§ **Record set**:

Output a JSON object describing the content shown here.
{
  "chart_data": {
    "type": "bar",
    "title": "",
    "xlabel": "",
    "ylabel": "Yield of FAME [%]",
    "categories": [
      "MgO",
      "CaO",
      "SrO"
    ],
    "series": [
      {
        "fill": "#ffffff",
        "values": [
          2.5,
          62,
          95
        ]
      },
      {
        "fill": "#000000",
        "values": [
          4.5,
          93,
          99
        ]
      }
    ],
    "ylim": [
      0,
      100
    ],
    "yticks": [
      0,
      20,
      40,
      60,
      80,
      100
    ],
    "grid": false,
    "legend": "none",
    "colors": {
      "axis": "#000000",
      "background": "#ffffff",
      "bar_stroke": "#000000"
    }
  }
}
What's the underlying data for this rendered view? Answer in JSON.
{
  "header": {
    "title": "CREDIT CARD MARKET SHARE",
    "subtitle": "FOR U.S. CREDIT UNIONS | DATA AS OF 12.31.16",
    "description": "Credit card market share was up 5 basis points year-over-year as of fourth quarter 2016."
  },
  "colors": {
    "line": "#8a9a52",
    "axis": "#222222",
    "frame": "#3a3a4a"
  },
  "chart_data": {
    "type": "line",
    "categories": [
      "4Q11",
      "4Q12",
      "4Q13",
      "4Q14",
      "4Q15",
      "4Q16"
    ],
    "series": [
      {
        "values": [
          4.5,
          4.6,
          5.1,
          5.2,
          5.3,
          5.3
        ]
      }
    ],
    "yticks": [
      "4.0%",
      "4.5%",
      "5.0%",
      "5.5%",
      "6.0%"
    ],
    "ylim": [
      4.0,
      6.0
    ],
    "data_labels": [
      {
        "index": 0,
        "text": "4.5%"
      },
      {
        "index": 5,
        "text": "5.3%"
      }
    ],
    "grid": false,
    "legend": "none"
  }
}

§ **Exercise brief**: Give the entries once more, exactly as they appear.

§ **Answer for the task**:
Output a JSON object describing the content shown here.
{
  "chart_data": {
    "type": "bar",
    "title": "",
    "xlabel": "",
    "ylabel": "Yield of FAME [%]",
    "categories": [
      "MgO",
      "CaO",
      "SrO"
    ],
    "series": [
      {
        "fill": "#ffffff",
        "values": [
          2.5,
          62,
          95
        ]
      },
      {
        "fill": "#000000",
        "values": [
          4.5,
          93,
          99
        ]
      }
    ],
    "ylim": [
      0,
      100
    ],
    "yticks": [
      0,
      20,
      40,
      60,
      80,
      100
    ],
    "grid": false,
    "legend": "none",
    "colors": {
      "axis": "#000000",
      "background": "#ffffff",
      "bar_stroke": "#000000"
    }
  }
}
What's the underlying data for this rendered view? Answer in JSON.
{
  "header": {
    "title": "CREDIT CARD MARKET SHARE",
    "subtitle": "FOR U.S. CREDIT UNIONS | DATA AS OF 12.31.16",
    "description": "Credit card market share was up 5 basis points year-over-year as of fourth quarter 2016."
  },
  "colors": {
    "line": "#8a9a52",
    "axis": "#222222",
    "frame": "#3a3a4a"
  },
  "chart_data": {
    "type": "line",
    "categories": [
      "4Q11",
      "4Q12",
      "4Q13",
      "4Q14",
      "4Q15",
      "4Q16"
    ],
    "series": [
      {
        "values": [
          4.5,
          4.6,
          5.1,
          5.2,
          5.3,
          5.3
        ]
      }
    ],
    "yticks": [
      "4.0%",
      "4.5%",
      "5.0%",
      "5.5%",
      "6.0%"
    ],
    "ylim": [
      4.0,
      6.0
    ],
    "data_labels": [
      {
        "index": 0,
        "text": "4.5%"
      },
      {
        "index": 5,
        "text": "5.3%"
      }
    ],
    "grid": false,
    "legend": "none"
  }
}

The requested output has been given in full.